> **TASK GOAL**
Skip the images. Copy the records exactly as written.
============
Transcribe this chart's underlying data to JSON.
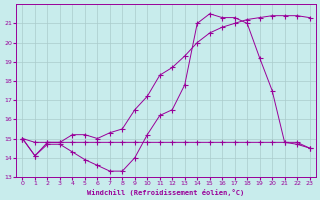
{
  "xlabel": "Windchill (Refroidissement éolien,°C)",
  "xlim": [
    -0.5,
    23.5
  ],
  "ylim": [
    13,
    22
  ],
  "yticks": [
    13,
    14,
    15,
    16,
    17,
    18,
    19,
    20,
    21
  ],
  "xticks": [
    0,
    1,
    2,
    3,
    4,
    5,
    6,
    7,
    8,
    9,
    10,
    11,
    12,
    13,
    14,
    15,
    16,
    17,
    18,
    19,
    20,
    21,
    22,
    23
  ],
  "bg_color": "#c8ecec",
  "grid_color": "#aacccc",
  "line_color": "#990099",
  "line1_x": [
    0,
    1,
    2,
    3,
    4,
    5,
    6,
    7,
    8,
    9,
    10,
    11,
    12,
    13,
    14,
    15,
    16,
    17,
    18,
    19,
    20,
    21,
    22,
    23
  ],
  "line1_y": [
    15.0,
    14.1,
    14.7,
    14.7,
    14.3,
    13.9,
    13.6,
    13.3,
    13.3,
    14.0,
    15.2,
    16.2,
    16.5,
    17.8,
    21.0,
    21.5,
    21.3,
    21.3,
    21.0,
    19.2,
    17.5,
    14.8,
    14.7,
    14.5
  ],
  "line2_x": [
    0,
    1,
    2,
    3,
    4,
    5,
    6,
    7,
    8,
    9,
    10,
    11,
    12,
    13,
    14,
    15,
    16,
    17,
    18,
    19,
    20,
    21,
    22,
    23
  ],
  "line2_y": [
    15.0,
    14.1,
    14.8,
    14.8,
    15.2,
    15.2,
    15.0,
    15.3,
    15.5,
    16.5,
    17.2,
    18.3,
    18.7,
    19.3,
    20.0,
    20.5,
    20.8,
    21.0,
    21.2,
    21.3,
    21.4,
    21.4,
    21.4,
    21.3
  ],
  "line3_x": [
    0,
    1,
    2,
    3,
    4,
    5,
    6,
    7,
    8,
    9,
    10,
    11,
    12,
    13,
    14,
    15,
    16,
    17,
    18,
    19,
    20,
    21,
    22,
    23
  ],
  "line3_y": [
    15.0,
    14.8,
    14.8,
    14.8,
    14.8,
    14.8,
    14.8,
    14.8,
    14.8,
    14.8,
    14.8,
    14.8,
    14.8,
    14.8,
    14.8,
    14.8,
    14.8,
    14.8,
    14.8,
    14.8,
    14.8,
    14.8,
    14.8,
    14.5
  ]
}
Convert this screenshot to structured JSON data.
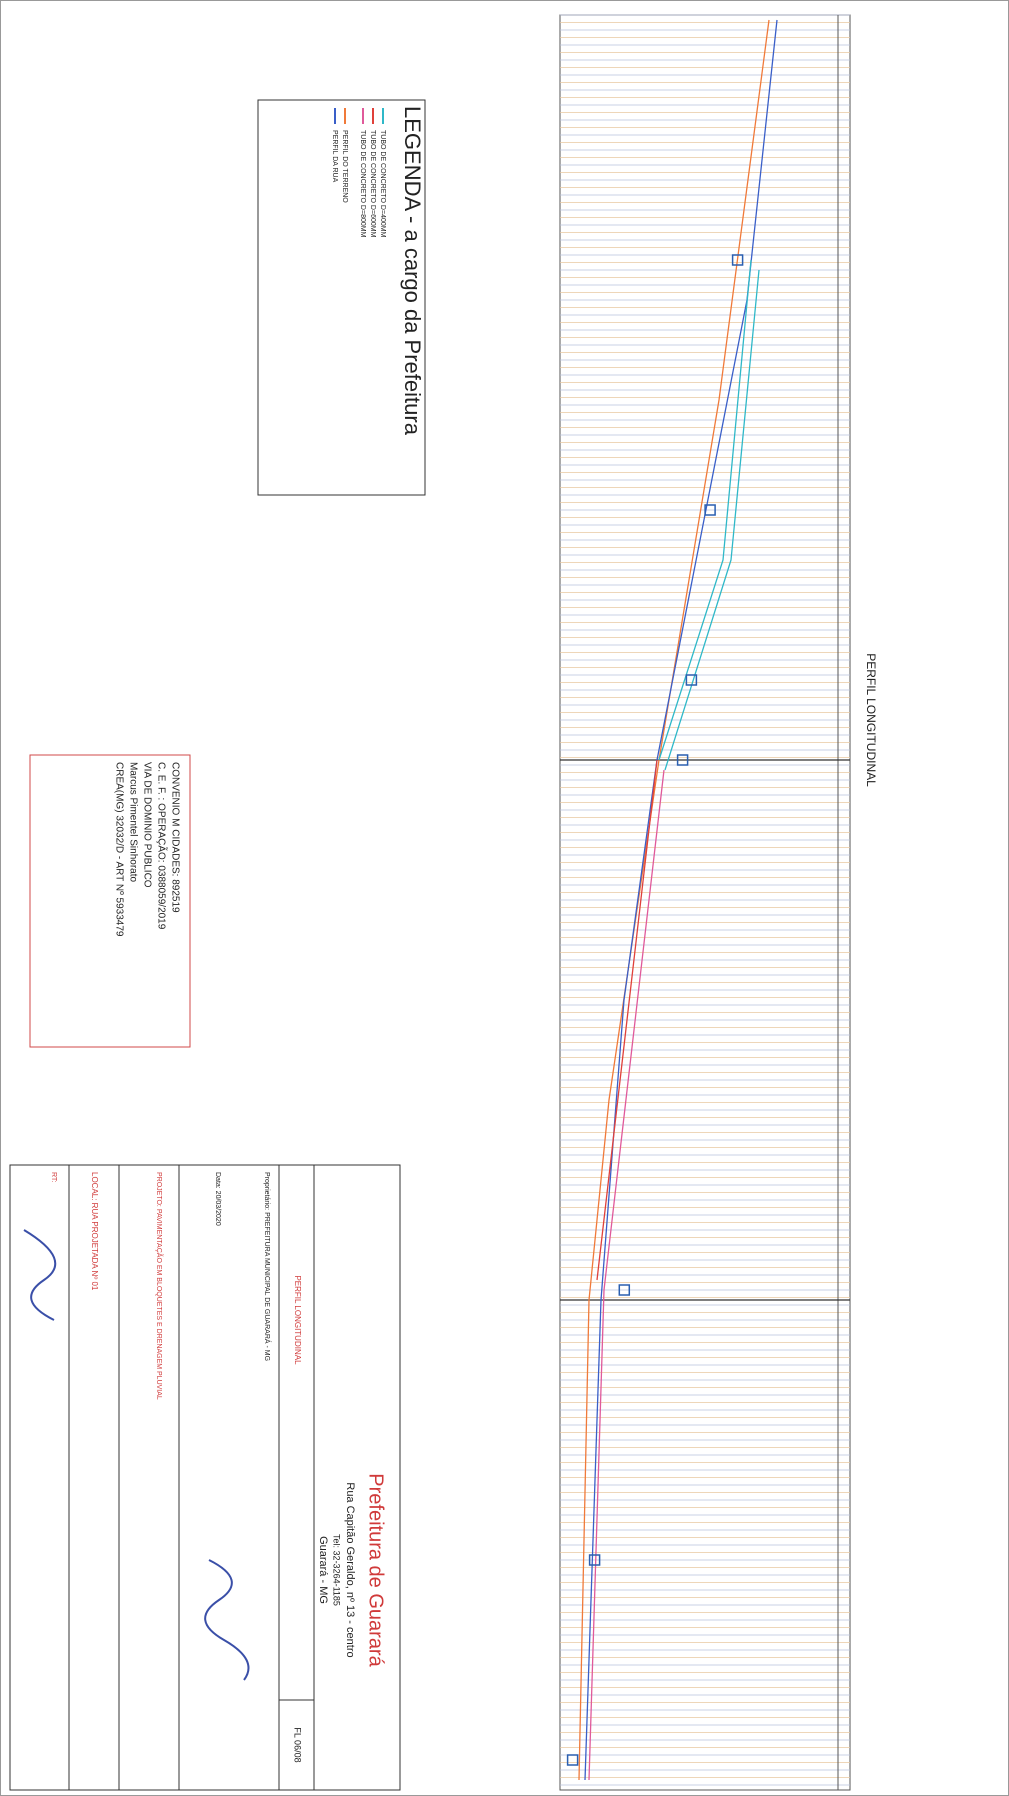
{
  "drawing_title": "PERFIL LONGITUDINAL",
  "legend": {
    "title": "LEGENDA - a cargo da Prefeitura",
    "items": [
      {
        "label": "TUBO DE CONCRETO D=400MM",
        "color": "#2fb8c8"
      },
      {
        "label": "TUBO DE CONCRETO D=600MM",
        "color": "#e0403a"
      },
      {
        "label": "TUBO DE CONCRETO D=800MM",
        "color": "#e05a9a"
      },
      {
        "label": "PERFIL DO TERRENO",
        "color": "#f07a3a"
      },
      {
        "label": "PERFIL DA RUA",
        "color": "#3a5fc8"
      }
    ]
  },
  "info_box": {
    "lines": [
      "CONVENIO M CIDADES: 892519",
      "C. E. F. : OPERAÇÃO: 0388059/2019",
      "VIA DE DOMINIO PUBLICO",
      "Marcus Pimentel Sinhorato",
      "CREA(MG) 32032/D - ART Nº 5933479"
    ]
  },
  "title_block": {
    "organization": "Prefeitura de Guarará",
    "address": "Rua Capitão Geraldo, nº 13 - centro",
    "phone": "Tel: 32-3264-1185",
    "city": "Guarará - MG",
    "sheet_title": "PERFIL LONGITUDINAL",
    "sheet_number": "FL 06/08",
    "owner": "Proprietário: PREFEITURA MUNICIPAL DE GUARARÁ - MG",
    "date": "Data: 20/03/2020",
    "project": "PROJETO: PAVIMENTAÇÃO EM BLOQUETES E DRENAGEM PLUVIAL",
    "location": "LOCAL: RUA PROJETADA Nº 01",
    "rt": "RT:"
  }
}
============
> **RESPONSE TO THIS TASK**
Transcribe this chart's underlying data to JSON.
{
  "xlabel": "Windchill (Refroidissement éolien,°C)",
  "xlim": [
    -0.5,
    23.5
  ],
  "ylim": [
    13,
    22
  ],
  "yticks": [
    13,
    14,
    15,
    16,
    17,
    18,
    19,
    20,
    21
  ],
  "xticks": [
    0,
    1,
    2,
    3,
    4,
    5,
    6,
    7,
    8,
    9,
    10,
    11,
    12,
    13,
    14,
    15,
    16,
    17,
    18,
    19,
    20,
    21,
    22,
    23
  ],
  "bg_color": "#c8ecec",
  "grid_color": "#aacccc",
  "line_color": "#990099",
  "line1_x": [
    0,
    1,
    2,
    3,
    4,
    5,
    6,
    7,
    8,
    9,
    10,
    11,
    12,
    13,
    14,
    15,
    16,
    17,
    18,
    19,
    20,
    21,
    22,
    23
  ],
  "line1_y": [
    15.0,
    14.1,
    14.7,
    14.7,
    14.3,
    13.9,
    13.6,
    13.3,
    13.3,
    14.0,
    15.2,
    16.2,
    16.5,
    17.8,
    21.0,
    21.5,
    21.3,
    21.3,
    21.0,
    19.2,
    17.5,
    14.8,
    14.7,
    14.5
  ],
  "line2_x": [
    0,
    1,
    2,
    3,
    4,
    5,
    6,
    7,
    8,
    9,
    10,
    11,
    12,
    13,
    14,
    15,
    16,
    17,
    18,
    19,
    20,
    21,
    22,
    23
  ],
  "line2_y": [
    15.0,
    14.1,
    14.8,
    14.8,
    15.2,
    15.2,
    15.0,
    15.3,
    15.5,
    16.5,
    17.2,
    18.3,
    18.7,
    19.3,
    20.0,
    20.5,
    20.8,
    21.0,
    21.2,
    21.3,
    21.4,
    21.4,
    21.4,
    21.3
  ],
  "line3_x": [
    0,
    1,
    2,
    3,
    4,
    5,
    6,
    7,
    8,
    9,
    10,
    11,
    12,
    13,
    14,
    15,
    16,
    17,
    18,
    19,
    20,
    21,
    22,
    23
  ],
  "line3_y": [
    15.0,
    14.8,
    14.8,
    14.8,
    14.8,
    14.8,
    14.8,
    14.8,
    14.8,
    14.8,
    14.8,
    14.8,
    14.8,
    14.8,
    14.8,
    14.8,
    14.8,
    14.8,
    14.8,
    14.8,
    14.8,
    14.8,
    14.8,
    14.5
  ]
}
Convert this screenshot to structured JSON data.
{
  "drawing_title": "PERFIL LONGITUDINAL",
  "legend": {
    "title": "LEGENDA - a cargo da Prefeitura",
    "items": [
      {
        "label": "TUBO DE CONCRETO D=400MM",
        "color": "#2fb8c8"
      },
      {
        "label": "TUBO DE CONCRETO D=600MM",
        "color": "#e0403a"
      },
      {
        "label": "TUBO DE CONCRETO D=800MM",
        "color": "#e05a9a"
      },
      {
        "label": "PERFIL DO TERRENO",
        "color": "#f07a3a"
      },
      {
        "label": "PERFIL DA RUA",
        "color": "#3a5fc8"
      }
    ]
  },
  "info_box": {
    "lines": [
      "CONVENIO M CIDADES: 892519",
      "C. E. F. : OPERAÇÃO: 0388059/2019",
      "VIA DE DOMINIO PUBLICO",
      "Marcus Pimentel Sinhorato",
      "CREA(MG) 32032/D - ART Nº 5933479"
    ]
  },
  "title_block": {
    "organization": "Prefeitura de Guarará",
    "address": "Rua Capitão Geraldo, nº 13 - centro",
    "phone": "Tel: 32-3264-1185",
    "city": "Guarará - MG",
    "sheet_title": "PERFIL LONGITUDINAL",
    "sheet_number": "FL 06/08",
    "owner": "Proprietário: PREFEITURA MUNICIPAL DE GUARARÁ - MG",
    "date": "Data: 20/03/2020",
    "project": "PROJETO: PAVIMENTAÇÃO EM BLOQUETES E DRENAGEM PLUVIAL",
    "location": "LOCAL: RUA PROJETADA Nº 01",
    "rt": "RT:"
  }
}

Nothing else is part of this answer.